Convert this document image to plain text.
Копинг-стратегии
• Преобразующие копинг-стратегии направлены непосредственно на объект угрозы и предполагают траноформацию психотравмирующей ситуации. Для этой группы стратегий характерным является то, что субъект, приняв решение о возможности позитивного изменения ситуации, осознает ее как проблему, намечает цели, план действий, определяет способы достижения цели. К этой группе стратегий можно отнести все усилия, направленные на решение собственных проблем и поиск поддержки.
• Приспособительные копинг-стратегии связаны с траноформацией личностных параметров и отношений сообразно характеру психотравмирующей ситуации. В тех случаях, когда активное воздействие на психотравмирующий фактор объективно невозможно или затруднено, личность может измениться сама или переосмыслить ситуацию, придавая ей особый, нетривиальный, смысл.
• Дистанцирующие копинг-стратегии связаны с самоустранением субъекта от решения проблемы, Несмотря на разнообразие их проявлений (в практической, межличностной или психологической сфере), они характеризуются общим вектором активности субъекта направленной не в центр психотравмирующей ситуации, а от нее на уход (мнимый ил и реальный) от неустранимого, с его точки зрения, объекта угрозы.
--
> [Exercise instructions] Your task is to repeat the data exactly, with nothing left out.

> [Expected answer]
Convert this document image to plain text.
Копинг-стратегии
• Преобразующие копинг-стратегии направлены непосредственно на объект угрозы и предполагают траноформацию психотравмирующей ситуации. Для этой группы стратегий характерным является то, что субъект, приняв решение о возможности позитивного изменения ситуации, осознает ее как проблему, намечает цели, план действий, определяет способы достижения цели. К этой группе стратегий можно отнести все усилия, направленные на решение собственных проблем и поиск поддержки.
• Приспособительные копинг-стратегии связаны с траноформацией личностных параметров и отношений сообразно характеру психотравмирующей ситуации. В тех случаях, когда активное воздействие на психотравмирующий фактор объективно невозможно или затруднено, личность может измениться сама или переосмыслить ситуацию, придавая ей особый, нетривиальный, смысл.
• Дистанцирующие копинг-стратегии связаны с самоустранением субъекта от решения проблемы, Несмотря на разнообразие их проявлений (в практической, межличностной или психологической сфере), они характеризуются общим вектором активности субъекта направленной не в центр психотравмирующей ситуации, а от нее на уход (мнимый ил и реальный) от неустранимого, с его точки зрения, объекта угрозы.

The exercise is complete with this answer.